▸ Task: Output every record below exactly as it appears.

▸ Dataset records:
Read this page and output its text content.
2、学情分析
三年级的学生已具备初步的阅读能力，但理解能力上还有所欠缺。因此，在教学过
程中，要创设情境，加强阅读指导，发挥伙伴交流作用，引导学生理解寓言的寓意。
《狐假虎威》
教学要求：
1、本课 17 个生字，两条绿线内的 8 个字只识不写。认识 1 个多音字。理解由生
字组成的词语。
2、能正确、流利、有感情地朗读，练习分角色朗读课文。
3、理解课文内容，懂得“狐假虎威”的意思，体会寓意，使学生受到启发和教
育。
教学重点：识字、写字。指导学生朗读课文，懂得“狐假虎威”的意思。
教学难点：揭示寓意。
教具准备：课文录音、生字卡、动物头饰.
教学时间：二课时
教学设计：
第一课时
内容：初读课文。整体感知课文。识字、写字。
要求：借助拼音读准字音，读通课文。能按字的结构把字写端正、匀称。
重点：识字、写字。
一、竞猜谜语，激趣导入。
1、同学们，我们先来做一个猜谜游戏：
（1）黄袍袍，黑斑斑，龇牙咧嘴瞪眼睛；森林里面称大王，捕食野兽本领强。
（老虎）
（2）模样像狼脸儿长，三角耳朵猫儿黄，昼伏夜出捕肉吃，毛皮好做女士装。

▸ Solution for this problem:
Read this page and output its text content.
2、学情分析
三年级的学生已具备初步的阅读能力，但理解能力上还有所欠缺。因此，在教学过
程中，要创设情境，加强阅读指导，发挥伙伴交流作用，引导学生理解寓言的寓意。
《狐假虎威》
教学要求：
1、本课 17 个生字，两条绿线内的 8 个字只识不写。认识 1 个多音字。理解由生
字组成的词语。
2、能正确、流利、有感情地朗读，练习分角色朗读课文。
3、理解课文内容，懂得“狐假虎威”的意思，体会寓意，使学生受到启发和教
育。
教学重点：识字、写字。指导学生朗读课文，懂得“狐假虎威”的意思。
教学难点：揭示寓意。
教具准备：课文录音、生字卡、动物头饰.
教学时间：二课时
教学设计：
第一课时
内容：初读课文。整体感知课文。识字、写字。
要求：借助拼音读准字音，读通课文。能按字的结构把字写端正、匀称。
重点：识字、写字。
一、竞猜谜语，激趣导入。
1、同学们，我们先来做一个猜谜游戏：
（1）黄袍袍，黑斑斑，龇牙咧嘴瞪眼睛；森林里面称大王，捕食野兽本领强。
（老虎）
（2）模样像狼脸儿长，三角耳朵猫儿黄，昼伏夜出捕肉吃，毛皮好做女士装。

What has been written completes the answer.